Keep only the lines that hold the string "blue", filtering out the rest of the entries below.

○ ○ ○ ○

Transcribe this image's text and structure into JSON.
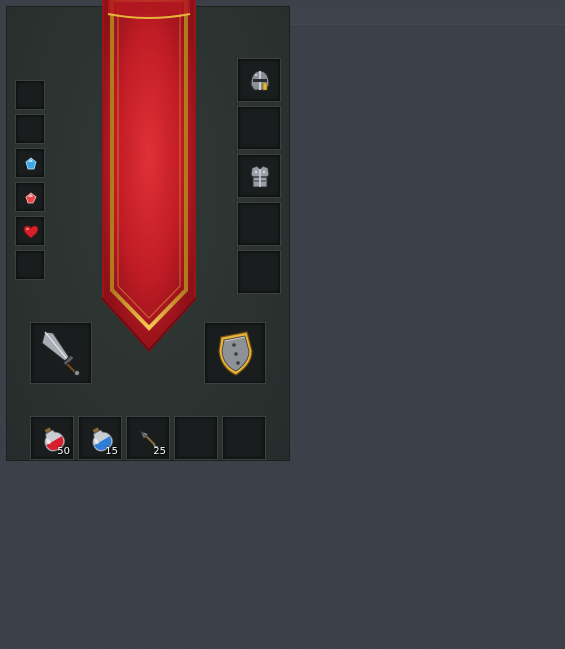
{
  "inventory": {
    "trinket_slots": [
      {
        "item": "",
        "icon": "empty-slot"
      },
      {
        "item": "",
        "icon": "empty-slot"
      },
      {
        "item": "blue-gem",
        "icon": "blue-gem-icon"
      },
      {
        "item": "red-gem",
        "icon": "red-gem-icon"
      },
      {
        "item": "heart",
        "icon": "heart-icon"
      },
      {
        "item": "",
        "icon": "empty-slot"
      }
    ],
    "armor_slots": [
      {
        "item": "helmet",
        "icon": "helmet-icon"
      },
      {
        "item": "",
        "icon": "empty-slot"
      },
      {
        "item": "chest-armor",
        "icon": "chest-armor-icon"
      },
      {
        "item": "",
        "icon": "empty-slot"
      },
      {
        "item": "",
        "icon": "empty-slot"
      }
    ],
    "weapon_slot": {
      "item": "sword",
      "icon": "sword-icon"
    },
    "offhand_slot": {
      "item": "shield",
      "icon": "shield-icon"
    },
    "quick_slots": [
      {
        "item": "red-potion",
        "icon": "red-potion-icon",
        "count": "50"
      },
      {
        "item": "blue-potion",
        "icon": "blue-potion-icon",
        "count": "15"
      },
      {
        "item": "arrow",
        "icon": "arrow-icon",
        "count": "25"
      },
      {
        "item": "",
        "icon": "empty-slot",
        "count": ""
      },
      {
        "item": "",
        "icon": "empty-slot",
        "count": ""
      }
    ]
  },
  "colors": {
    "banner_red": "#c8202a",
    "banner_gold": "#e8b33a",
    "slot_bg": "#1a1d1d",
    "panel_bg": "#2b3230"
  }
}
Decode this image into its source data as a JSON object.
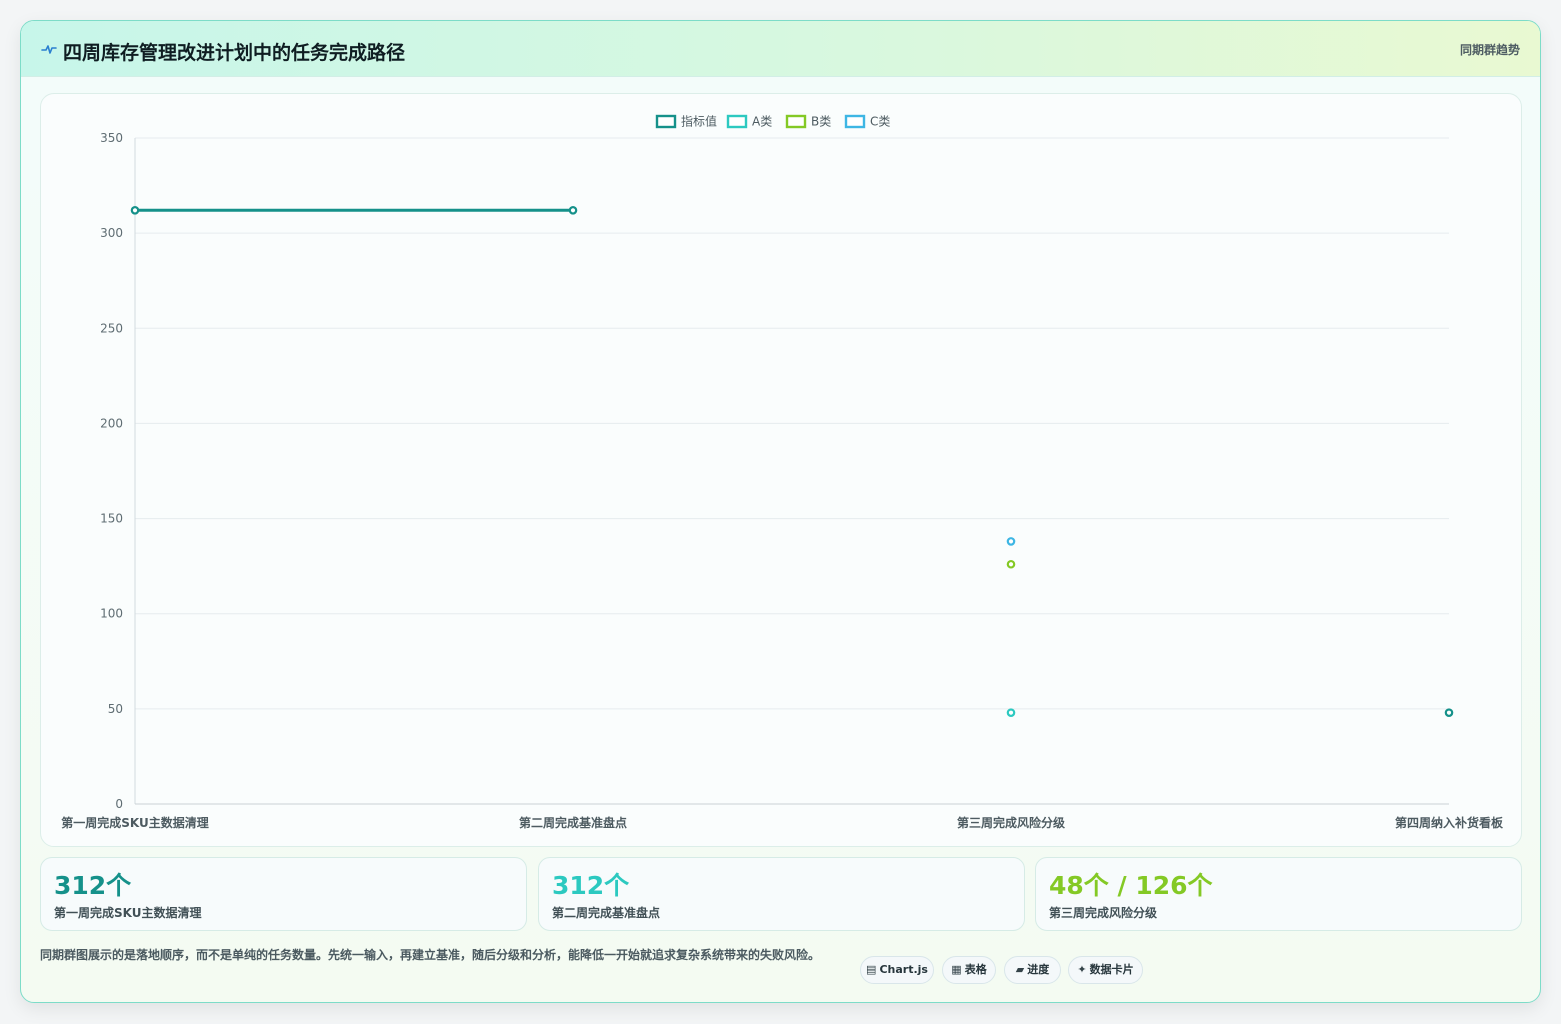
{
  "header": {
    "title": "四周库存管理改进计划中的任务完成路径",
    "tag": "同期群趋势",
    "icon": "pulse-icon"
  },
  "chart_data": {
    "type": "line",
    "categories": [
      "第一周完成SKU主数据清理",
      "第二周完成基准盘点",
      "第三周完成风险分级",
      "第四周纳入补货看板"
    ],
    "ylim": [
      0,
      350
    ],
    "yticks": [
      0,
      50,
      100,
      150,
      200,
      250,
      300,
      350
    ],
    "grid": true,
    "legend_position": "top",
    "series": [
      {
        "name": "指标值",
        "color": "#15918a",
        "values": [
          312,
          312,
          null,
          48
        ]
      },
      {
        "name": "A类",
        "color": "#2cc9c0",
        "values": [
          null,
          null,
          48,
          null
        ]
      },
      {
        "name": "B类",
        "color": "#84c925",
        "values": [
          null,
          null,
          126,
          null
        ]
      },
      {
        "name": "C类",
        "color": "#3db6e4",
        "values": [
          null,
          null,
          138,
          null
        ]
      }
    ]
  },
  "stats": [
    {
      "value": "312个",
      "label": "第一周完成SKU主数据清理",
      "color": "#15918a"
    },
    {
      "value": "312个",
      "label": "第二周完成基准盘点",
      "color": "#2cc9c0"
    },
    {
      "value": "48个 / 126个",
      "label": "第三周完成风险分级",
      "color": "#84c925"
    }
  ],
  "description": "同期群图展示的是落地顺序，而不是单纯的任务数量。先统一输入，再建立基准，随后分级和分析，能降低一开始就追求复杂系统带来的失败风险。",
  "badges": [
    {
      "icon": "▤",
      "label": "Chart.js"
    },
    {
      "icon": "▦",
      "label": "表格"
    },
    {
      "icon": "▰",
      "label": "进度"
    },
    {
      "icon": "✦",
      "label": "数据卡片"
    }
  ]
}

○ ○ ○ ○

[EXERCISE SOLUTION]
        "item": "blue-gem",
        "icon": "blue-gem-icon"
        "item": "blue-potion",
        "icon": "blue-potion-icon",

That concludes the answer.